What this task involves -
Reproduce the records below in their entirety, character for character.

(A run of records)
— BEGIN —
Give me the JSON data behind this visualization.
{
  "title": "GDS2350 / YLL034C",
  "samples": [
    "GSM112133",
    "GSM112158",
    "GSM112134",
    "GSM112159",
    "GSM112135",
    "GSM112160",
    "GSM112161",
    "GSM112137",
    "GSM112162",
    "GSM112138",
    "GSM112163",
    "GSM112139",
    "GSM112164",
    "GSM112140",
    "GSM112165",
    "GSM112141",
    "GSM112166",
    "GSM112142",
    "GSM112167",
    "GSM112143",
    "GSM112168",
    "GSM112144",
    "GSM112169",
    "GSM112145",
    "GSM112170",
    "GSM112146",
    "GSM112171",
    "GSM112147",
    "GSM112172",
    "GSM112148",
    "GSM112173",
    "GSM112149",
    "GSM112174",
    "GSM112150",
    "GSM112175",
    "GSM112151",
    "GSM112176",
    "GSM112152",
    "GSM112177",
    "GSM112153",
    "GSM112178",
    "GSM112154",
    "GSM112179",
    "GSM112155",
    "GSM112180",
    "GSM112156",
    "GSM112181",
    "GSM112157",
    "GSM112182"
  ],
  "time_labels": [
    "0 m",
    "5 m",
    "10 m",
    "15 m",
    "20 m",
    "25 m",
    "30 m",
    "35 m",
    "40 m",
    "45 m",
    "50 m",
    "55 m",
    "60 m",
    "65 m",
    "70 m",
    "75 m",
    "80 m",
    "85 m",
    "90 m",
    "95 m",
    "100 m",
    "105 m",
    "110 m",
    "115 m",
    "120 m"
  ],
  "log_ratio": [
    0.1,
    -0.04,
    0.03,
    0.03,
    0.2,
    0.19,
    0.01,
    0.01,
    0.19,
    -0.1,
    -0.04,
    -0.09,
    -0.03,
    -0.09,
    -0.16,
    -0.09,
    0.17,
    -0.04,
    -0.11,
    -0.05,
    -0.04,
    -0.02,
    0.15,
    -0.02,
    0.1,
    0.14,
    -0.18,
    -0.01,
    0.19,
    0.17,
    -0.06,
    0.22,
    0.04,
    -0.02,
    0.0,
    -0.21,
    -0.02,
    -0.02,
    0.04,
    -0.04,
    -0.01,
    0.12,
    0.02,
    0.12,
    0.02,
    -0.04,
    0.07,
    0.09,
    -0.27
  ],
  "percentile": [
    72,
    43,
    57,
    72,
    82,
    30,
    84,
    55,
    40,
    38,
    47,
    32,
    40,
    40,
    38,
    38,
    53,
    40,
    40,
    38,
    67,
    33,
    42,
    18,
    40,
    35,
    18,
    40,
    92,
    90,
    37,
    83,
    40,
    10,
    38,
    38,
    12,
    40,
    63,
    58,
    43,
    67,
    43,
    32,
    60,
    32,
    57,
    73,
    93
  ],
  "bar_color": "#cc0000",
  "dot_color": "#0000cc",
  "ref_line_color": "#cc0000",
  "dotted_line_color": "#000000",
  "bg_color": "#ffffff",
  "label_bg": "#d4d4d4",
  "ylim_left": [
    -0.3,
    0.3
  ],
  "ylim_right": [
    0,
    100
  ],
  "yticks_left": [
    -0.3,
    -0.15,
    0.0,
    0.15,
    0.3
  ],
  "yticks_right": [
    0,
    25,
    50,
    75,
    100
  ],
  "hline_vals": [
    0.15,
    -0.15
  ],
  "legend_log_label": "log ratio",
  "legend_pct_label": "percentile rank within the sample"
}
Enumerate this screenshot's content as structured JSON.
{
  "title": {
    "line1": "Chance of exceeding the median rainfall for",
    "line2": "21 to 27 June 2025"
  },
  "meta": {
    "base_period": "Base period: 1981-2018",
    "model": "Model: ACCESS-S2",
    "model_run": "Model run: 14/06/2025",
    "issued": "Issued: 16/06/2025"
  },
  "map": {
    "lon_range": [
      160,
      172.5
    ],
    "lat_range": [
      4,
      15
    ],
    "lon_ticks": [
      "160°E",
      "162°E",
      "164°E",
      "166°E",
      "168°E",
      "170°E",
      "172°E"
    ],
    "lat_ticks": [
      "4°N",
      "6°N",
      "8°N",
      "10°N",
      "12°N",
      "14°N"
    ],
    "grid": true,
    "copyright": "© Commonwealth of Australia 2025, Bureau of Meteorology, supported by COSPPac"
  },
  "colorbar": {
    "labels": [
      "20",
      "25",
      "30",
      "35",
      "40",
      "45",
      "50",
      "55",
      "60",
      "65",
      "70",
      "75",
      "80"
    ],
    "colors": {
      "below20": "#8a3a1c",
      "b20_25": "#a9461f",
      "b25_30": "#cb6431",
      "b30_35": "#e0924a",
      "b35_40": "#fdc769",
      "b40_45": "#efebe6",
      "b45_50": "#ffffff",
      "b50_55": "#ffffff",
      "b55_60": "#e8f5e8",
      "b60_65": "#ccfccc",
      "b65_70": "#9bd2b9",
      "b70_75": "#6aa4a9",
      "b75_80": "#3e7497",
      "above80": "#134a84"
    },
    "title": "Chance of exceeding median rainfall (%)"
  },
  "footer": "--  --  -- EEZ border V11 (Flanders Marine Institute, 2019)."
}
— END —
Answer to the task -
Give me the JSON data behind this visualization.
{
  "title": "GDS2350 / YLL034C",
  "samples": [
    "GSM112133",
    "GSM112158",
    "GSM112134",
    "GSM112159",
    "GSM112135",
    "GSM112160",
    "GSM112161",
    "GSM112137",
    "GSM112162",
    "GSM112138",
    "GSM112163",
    "GSM112139",
    "GSM112164",
    "GSM112140",
    "GSM112165",
    "GSM112141",
    "GSM112166",
    "GSM112142",
    "GSM112167",
    "GSM112143",
    "GSM112168",
    "GSM112144",
    "GSM112169",
    "GSM112145",
    "GSM112170",
    "GSM112146",
    "GSM112171",
    "GSM112147",
    "GSM112172",
    "GSM112148",
    "GSM112173",
    "GSM112149",
    "GSM112174",
    "GSM112150",
    "GSM112175",
    "GSM112151",
    "GSM112176",
    "GSM112152",
    "GSM112177",
    "GSM112153",
    "GSM112178",
    "GSM112154",
    "GSM112179",
    "GSM112155",
    "GSM112180",
    "GSM112156",
    "GSM112181",
    "GSM112157",
    "GSM112182"
  ],
  "time_labels": [
    "0 m",
    "5 m",
    "10 m",
    "15 m",
    "20 m",
    "25 m",
    "30 m",
    "35 m",
    "40 m",
    "45 m",
    "50 m",
    "55 m",
    "60 m",
    "65 m",
    "70 m",
    "75 m",
    "80 m",
    "85 m",
    "90 m",
    "95 m",
    "100 m",
    "105 m",
    "110 m",
    "115 m",
    "120 m"
  ],
  "log_ratio": [
    0.1,
    -0.04,
    0.03,
    0.03,
    0.2,
    0.19,
    0.01,
    0.01,
    0.19,
    -0.1,
    -0.04,
    -0.09,
    -0.03,
    -0.09,
    -0.16,
    -0.09,
    0.17,
    -0.04,
    -0.11,
    -0.05,
    -0.04,
    -0.02,
    0.15,
    -0.02,
    0.1,
    0.14,
    -0.18,
    -0.01,
    0.19,
    0.17,
    -0.06,
    0.22,
    0.04,
    -0.02,
    0.0,
    -0.21,
    -0.02,
    -0.02,
    0.04,
    -0.04,
    -0.01,
    0.12,
    0.02,
    0.12,
    0.02,
    -0.04,
    0.07,
    0.09,
    -0.27
  ],
  "percentile": [
    72,
    43,
    57,
    72,
    82,
    30,
    84,
    55,
    40,
    38,
    47,
    32,
    40,
    40,
    38,
    38,
    53,
    40,
    40,
    38,
    67,
    33,
    42,
    18,
    40,
    35,
    18,
    40,
    92,
    90,
    37,
    83,
    40,
    10,
    38,
    38,
    12,
    40,
    63,
    58,
    43,
    67,
    43,
    32,
    60,
    32,
    57,
    73,
    93
  ],
  "bar_color": "#cc0000",
  "dot_color": "#0000cc",
  "ref_line_color": "#cc0000",
  "dotted_line_color": "#000000",
  "bg_color": "#ffffff",
  "label_bg": "#d4d4d4",
  "ylim_left": [
    -0.3,
    0.3
  ],
  "ylim_right": [
    0,
    100
  ],
  "yticks_left": [
    -0.3,
    -0.15,
    0.0,
    0.15,
    0.3
  ],
  "yticks_right": [
    0,
    25,
    50,
    75,
    100
  ],
  "hline_vals": [
    0.15,
    -0.15
  ],
  "legend_log_label": "log ratio",
  "legend_pct_label": "percentile rank within the sample"
}
Enumerate this screenshot's content as structured JSON.
{
  "title": {
    "line1": "Chance of exceeding the median rainfall for",
    "line2": "21 to 27 June 2025"
  },
  "meta": {
    "base_period": "Base period: 1981-2018",
    "model": "Model: ACCESS-S2",
    "model_run": "Model run: 14/06/2025",
    "issued": "Issued: 16/06/2025"
  },
  "map": {
    "lon_range": [
      160,
      172.5
    ],
    "lat_range": [
      4,
      15
    ],
    "lon_ticks": [
      "160°E",
      "162°E",
      "164°E",
      "166°E",
      "168°E",
      "170°E",
      "172°E"
    ],
    "lat_ticks": [
      "4°N",
      "6°N",
      "8°N",
      "10°N",
      "12°N",
      "14°N"
    ],
    "grid": true,
    "copyright": "© Commonwealth of Australia 2025, Bureau of Meteorology, supported by COSPPac"
  },
  "colorbar": {
    "labels": [
      "20",
      "25",
      "30",
      "35",
      "40",
      "45",
      "50",
      "55",
      "60",
      "65",
      "70",
      "75",
      "80"
    ],
    "colors": {
      "below20": "#8a3a1c",
      "b20_25": "#a9461f",
      "b25_30": "#cb6431",
      "b30_35": "#e0924a",
      "b35_40": "#fdc769",
      "b40_45": "#efebe6",
      "b45_50": "#ffffff",
      "b50_55": "#ffffff",
      "b55_60": "#e8f5e8",
      "b60_65": "#ccfccc",
      "b65_70": "#9bd2b9",
      "b70_75": "#6aa4a9",
      "b75_80": "#3e7497",
      "above80": "#134a84"
    },
    "title": "Chance of exceeding median rainfall (%)"
  },
  "footer": "--  --  -- EEZ border V11 (Flanders Marine Institute, 2019)."
}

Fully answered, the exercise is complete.